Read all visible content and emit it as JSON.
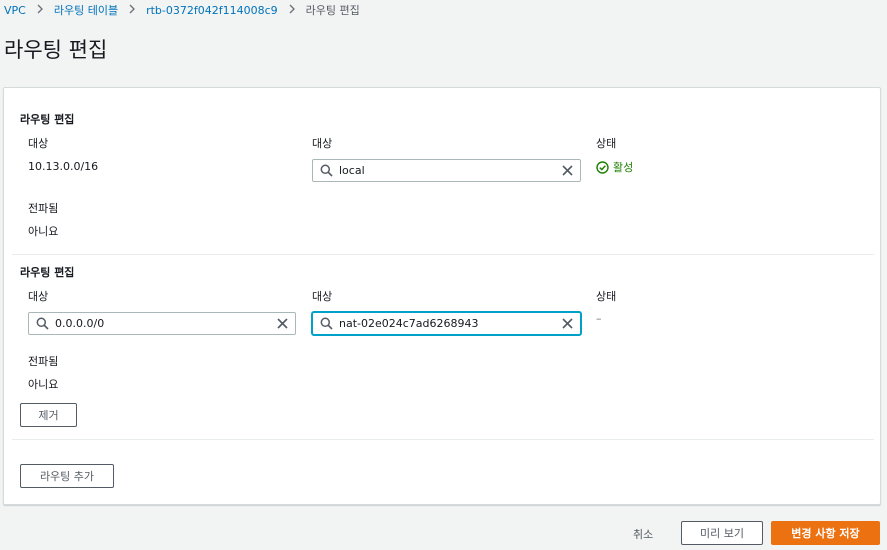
{
  "breadcrumb": {
    "items": [
      "VPC",
      "라우팅 테이블",
      "rtb-0372f042f114008c9"
    ],
    "current": "라우팅 편집"
  },
  "page": {
    "title": "라우팅 편집"
  },
  "routes": [
    {
      "title": "라우팅 편집",
      "destination_label": "대상",
      "destination_value": "10.13.0.0/16",
      "target_label": "대상",
      "target_value": "local",
      "status_label": "상태",
      "status_value": "활성",
      "propagated_label": "전파됨",
      "propagated_value": "아니요"
    },
    {
      "title": "라우팅 편집",
      "destination_label": "대상",
      "destination_value": "0.0.0.0/0",
      "target_label": "대상",
      "target_value": "nat-02e024c7ad6268943",
      "status_label": "상태",
      "status_value": "–",
      "propagated_label": "전파됨",
      "propagated_value": "아니요",
      "remove_label": "제거"
    }
  ],
  "add_route_label": "라우팅 추가",
  "footer": {
    "cancel_label": "취소",
    "preview_label": "미리 보기",
    "save_label": "변경 사항 저장"
  },
  "colors": {
    "link": "#0073bb",
    "status_active": "#1d8102",
    "primary": "#ec7211",
    "focus": "#00a1c9"
  },
  "icons": [
    "chevron-right-icon",
    "search-icon",
    "clear-icon",
    "status-success-icon"
  ]
}
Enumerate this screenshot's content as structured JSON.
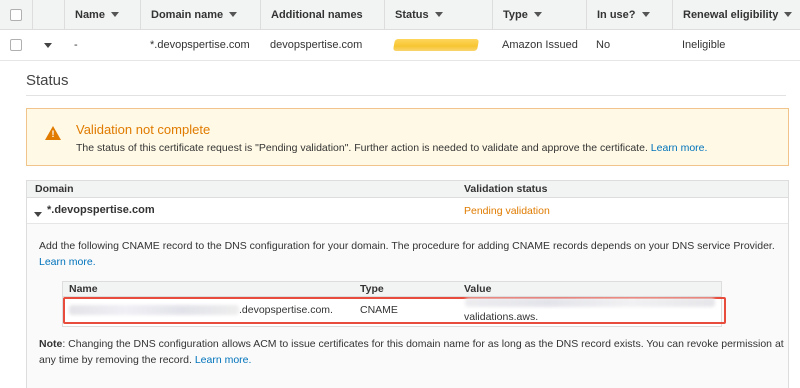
{
  "certificates_table": {
    "columns": [
      {
        "label": "Name",
        "sortable": true
      },
      {
        "label": "Domain name",
        "sortable": true
      },
      {
        "label": "Additional names",
        "sortable": false
      },
      {
        "label": "Status",
        "sortable": true
      },
      {
        "label": "Type",
        "sortable": true
      },
      {
        "label": "In use?",
        "sortable": true
      },
      {
        "label": "Renewal eligibility",
        "sortable": true
      }
    ],
    "row": {
      "name": "-",
      "domain_name": "*.devopspertise.com",
      "additional_names": "devopspertise.com",
      "status": "",
      "type": "Amazon Issued",
      "in_use": "No",
      "renewal_eligibility": "Ineligible"
    }
  },
  "status_section": {
    "title": "Status",
    "alert": {
      "icon": "warning-icon",
      "title": "Validation not complete",
      "text": "The status of this certificate request is \"Pending validation\". Further action is needed to validate and approve the certificate.",
      "link": "Learn more."
    },
    "domain_table": {
      "columns": [
        "Domain",
        "Validation status"
      ],
      "domain": "*.devopspertise.com",
      "validation_status": "Pending validation",
      "instructions": "Add the following CNAME record to the DNS configuration for your domain. The procedure for adding CNAME records depends on your DNS service Provider.",
      "instructions_link": "Learn more.",
      "cname_table": {
        "columns": [
          "Name",
          "Type",
          "Value"
        ],
        "name_suffix": ".devopspertise.com.",
        "type": "CNAME",
        "value_suffix": "validations.aws."
      },
      "note_label": "Note",
      "note_text": ": Changing the DNS configuration allows ACM to issue certificates for this domain name for as long as the DNS record exists. You can revoke permission at any time by removing the record.",
      "note_link": "Learn more."
    }
  },
  "colors": {
    "warning": "#e07b00",
    "link": "#0073bb",
    "alert_bg": "#fff9e6",
    "highlight": "#e74c3c"
  }
}
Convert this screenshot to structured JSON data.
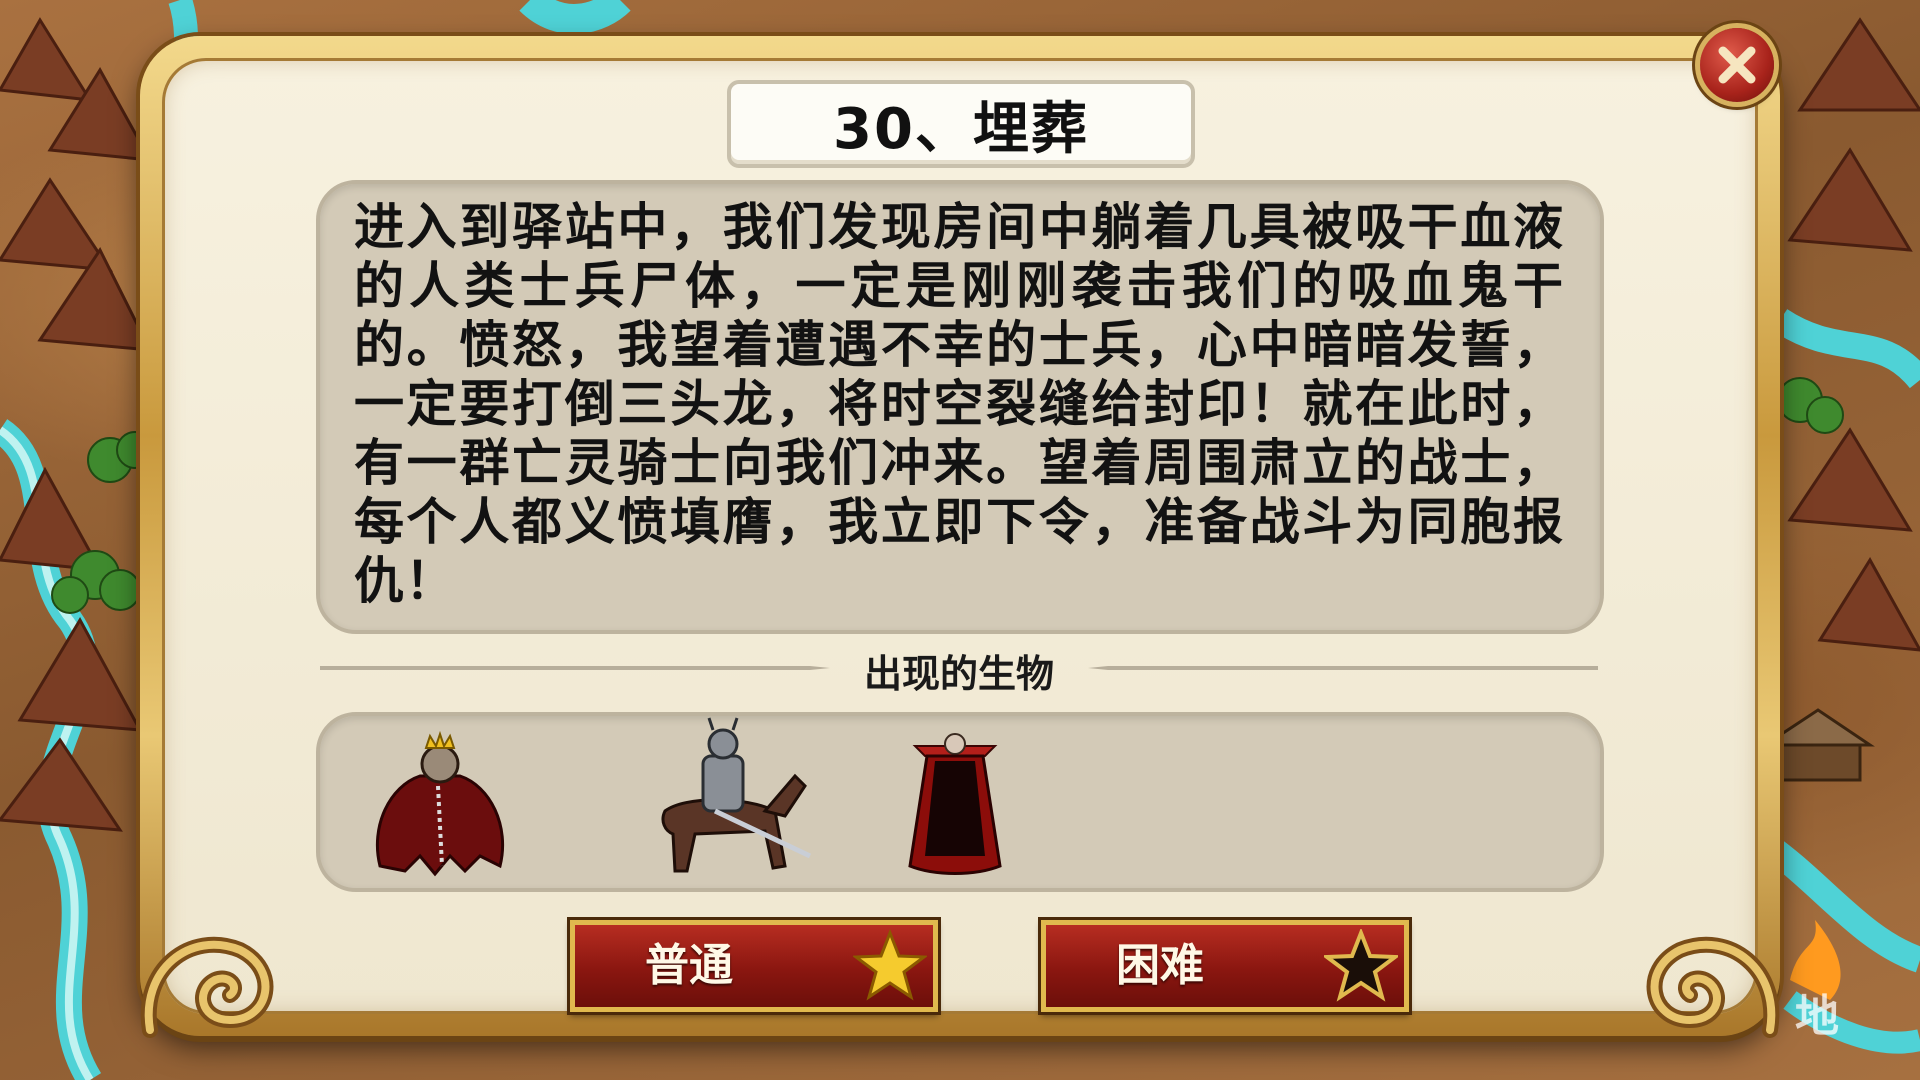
{
  "dialog": {
    "title": "30、埋葬",
    "story": "进入到驿站中，我们发现房间中躺着几具被吸干血液的人类士兵尸体，一定是刚刚袭击我们的吸血鬼干的。愤怒，我望着遭遇不幸的士兵，心中暗暗发誓，一定要打倒三头龙，将时空裂缝给封印！就在此时，有一群亡灵骑士向我们冲来。望着周围肃立的战士，每个人都义愤填膺，我立即下令，准备战斗为同胞报仇！",
    "creatures_label": "出现的生物",
    "creatures": [
      {
        "icon": "crowned-vampire-lord-icon"
      },
      {
        "icon": "death-knight-rider-icon"
      },
      {
        "icon": "caped-vampire-icon"
      }
    ],
    "buttons": {
      "normal_label": "普通",
      "hard_label": "困难"
    }
  },
  "map": {
    "corner_label": "地"
  },
  "colors": {
    "button_red": "#8a1610",
    "frame_gold": "#c9993d",
    "river": "#4fd2d6"
  }
}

• [Stated task]: Pick out every line with the string "JSON" and copy it.

• [Complete answer]:
Read all visible content and emit it as JSON.
Enumerate this screenshot's content as structured JSON.
Convert this screenshot to structured JSON data.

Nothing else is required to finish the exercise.